Written problem: Give the material again in full, matching it exactly.

(Dataset items)
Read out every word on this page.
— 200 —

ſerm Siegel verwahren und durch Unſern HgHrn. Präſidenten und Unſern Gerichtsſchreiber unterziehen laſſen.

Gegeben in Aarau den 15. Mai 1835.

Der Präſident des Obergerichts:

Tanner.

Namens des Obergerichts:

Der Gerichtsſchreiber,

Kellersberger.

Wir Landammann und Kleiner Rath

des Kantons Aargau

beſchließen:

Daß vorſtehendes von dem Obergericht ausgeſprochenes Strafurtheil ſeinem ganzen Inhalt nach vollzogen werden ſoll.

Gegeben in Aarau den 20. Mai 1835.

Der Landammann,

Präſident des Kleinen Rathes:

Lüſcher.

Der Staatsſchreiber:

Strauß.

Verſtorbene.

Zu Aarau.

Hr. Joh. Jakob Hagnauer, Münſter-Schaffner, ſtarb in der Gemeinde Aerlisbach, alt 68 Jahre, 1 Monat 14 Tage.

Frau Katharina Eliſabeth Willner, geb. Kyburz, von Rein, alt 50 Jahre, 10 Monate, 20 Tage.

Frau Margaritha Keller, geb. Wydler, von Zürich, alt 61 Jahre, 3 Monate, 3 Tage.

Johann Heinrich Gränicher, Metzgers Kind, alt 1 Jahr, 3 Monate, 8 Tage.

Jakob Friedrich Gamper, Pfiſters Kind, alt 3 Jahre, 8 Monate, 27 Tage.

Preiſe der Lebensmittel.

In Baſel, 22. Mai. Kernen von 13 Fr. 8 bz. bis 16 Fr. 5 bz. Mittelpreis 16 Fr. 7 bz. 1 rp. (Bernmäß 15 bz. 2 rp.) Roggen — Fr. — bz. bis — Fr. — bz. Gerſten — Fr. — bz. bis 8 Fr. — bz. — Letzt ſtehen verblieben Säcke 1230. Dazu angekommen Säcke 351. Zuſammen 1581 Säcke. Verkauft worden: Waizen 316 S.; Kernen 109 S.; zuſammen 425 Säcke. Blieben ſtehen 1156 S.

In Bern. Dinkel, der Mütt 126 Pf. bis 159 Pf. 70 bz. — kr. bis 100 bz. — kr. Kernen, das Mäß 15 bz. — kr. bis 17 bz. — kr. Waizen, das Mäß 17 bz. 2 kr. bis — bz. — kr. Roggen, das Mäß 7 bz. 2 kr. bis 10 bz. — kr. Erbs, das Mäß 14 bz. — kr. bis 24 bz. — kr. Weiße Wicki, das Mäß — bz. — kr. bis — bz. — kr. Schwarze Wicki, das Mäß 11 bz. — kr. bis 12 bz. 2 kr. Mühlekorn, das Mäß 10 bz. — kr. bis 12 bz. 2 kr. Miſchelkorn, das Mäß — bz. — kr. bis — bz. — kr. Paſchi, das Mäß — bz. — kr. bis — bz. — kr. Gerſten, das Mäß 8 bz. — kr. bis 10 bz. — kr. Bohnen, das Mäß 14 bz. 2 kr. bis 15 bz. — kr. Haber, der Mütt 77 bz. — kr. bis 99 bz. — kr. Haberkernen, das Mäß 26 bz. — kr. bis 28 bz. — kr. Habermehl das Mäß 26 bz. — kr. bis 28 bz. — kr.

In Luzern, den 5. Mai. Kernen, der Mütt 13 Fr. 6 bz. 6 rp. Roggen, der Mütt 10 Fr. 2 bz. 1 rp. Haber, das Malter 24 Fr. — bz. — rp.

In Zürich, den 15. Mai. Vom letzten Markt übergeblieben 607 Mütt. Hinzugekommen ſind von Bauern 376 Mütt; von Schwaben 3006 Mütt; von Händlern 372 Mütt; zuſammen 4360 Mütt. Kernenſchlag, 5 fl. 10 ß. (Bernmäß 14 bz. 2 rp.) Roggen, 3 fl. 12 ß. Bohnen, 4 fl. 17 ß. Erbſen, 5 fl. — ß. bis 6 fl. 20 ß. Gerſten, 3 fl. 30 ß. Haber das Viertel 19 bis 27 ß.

Task response:
Read out every word on this page.
— 200 —

ſerm Siegel verwahren und durch Unſern HgHrn. Präſidenten und Unſern Gerichtsſchreiber unterziehen laſſen.

Gegeben in Aarau den 15. Mai 1835.

Der Präſident des Obergerichts:

Tanner.

Namens des Obergerichts:

Der Gerichtsſchreiber,

Kellersberger.

Wir Landammann und Kleiner Rath

des Kantons Aargau

beſchließen:

Daß vorſtehendes von dem Obergericht ausgeſprochenes Strafurtheil ſeinem ganzen Inhalt nach vollzogen werden ſoll.

Gegeben in Aarau den 20. Mai 1835.

Der Landammann,

Präſident des Kleinen Rathes:

Lüſcher.

Der Staatsſchreiber:

Strauß.

Verſtorbene.

Zu Aarau.

Hr. Joh. Jakob Hagnauer, Münſter-Schaffner, ſtarb in der Gemeinde Aerlisbach, alt 68 Jahre, 1 Monat 14 Tage.

Frau Katharina Eliſabeth Willner, geb. Kyburz, von Rein, alt 50 Jahre, 10 Monate, 20 Tage.

Frau Margaritha Keller, geb. Wydler, von Zürich, alt 61 Jahre, 3 Monate, 3 Tage.

Johann Heinrich Gränicher, Metzgers Kind, alt 1 Jahr, 3 Monate, 8 Tage.

Jakob Friedrich Gamper, Pfiſters Kind, alt 3 Jahre, 8 Monate, 27 Tage.

Preiſe der Lebensmittel.

In Baſel, 22. Mai. Kernen von 13 Fr. 8 bz. bis 16 Fr. 5 bz. Mittelpreis 16 Fr. 7 bz. 1 rp. (Bernmäß 15 bz. 2 rp.) Roggen — Fr. — bz. bis — Fr. — bz. Gerſten — Fr. — bz. bis 8 Fr. — bz. — Letzt ſtehen verblieben Säcke 1230. Dazu angekommen Säcke 351. Zuſammen 1581 Säcke. Verkauft worden: Waizen 316 S.; Kernen 109 S.; zuſammen 425 Säcke. Blieben ſtehen 1156 S.

In Bern. Dinkel, der Mütt 126 Pf. bis 159 Pf. 70 bz. — kr. bis 100 bz. — kr. Kernen, das Mäß 15 bz. — kr. bis 17 bz. — kr. Waizen, das Mäß 17 bz. 2 kr. bis — bz. — kr. Roggen, das Mäß 7 bz. 2 kr. bis 10 bz. — kr. Erbs, das Mäß 14 bz. — kr. bis 24 bz. — kr. Weiße Wicki, das Mäß — bz. — kr. bis — bz. — kr. Schwarze Wicki, das Mäß 11 bz. — kr. bis 12 bz. 2 kr. Mühlekorn, das Mäß 10 bz. — kr. bis 12 bz. 2 kr. Miſchelkorn, das Mäß — bz. — kr. bis — bz. — kr. Paſchi, das Mäß — bz. — kr. bis — bz. — kr. Gerſten, das Mäß 8 bz. — kr. bis 10 bz. — kr. Bohnen, das Mäß 14 bz. 2 kr. bis 15 bz. — kr. Haber, der Mütt 77 bz. — kr. bis 99 bz. — kr. Haberkernen, das Mäß 26 bz. — kr. bis 28 bz. — kr. Habermehl das Mäß 26 bz. — kr. bis 28 bz. — kr.

In Luzern, den 5. Mai. Kernen, der Mütt 13 Fr. 6 bz. 6 rp. Roggen, der Mütt 10 Fr. 2 bz. 1 rp. Haber, das Malter 24 Fr. — bz. — rp.

In Zürich, den 15. Mai. Vom letzten Markt übergeblieben 607 Mütt. Hinzugekommen ſind von Bauern 376 Mütt; von Schwaben 3006 Mütt; von Händlern 372 Mütt; zuſammen 4360 Mütt. Kernenſchlag, 5 fl. 10 ß. (Bernmäß 14 bz. 2 rp.) Roggen, 3 fl. 12 ß. Bohnen, 4 fl. 17 ß. Erbſen, 5 fl. — ß. bis 6 fl. 20 ß. Gerſten, 3 fl. 30 ß. Haber das Viertel 19 bis 27 ß.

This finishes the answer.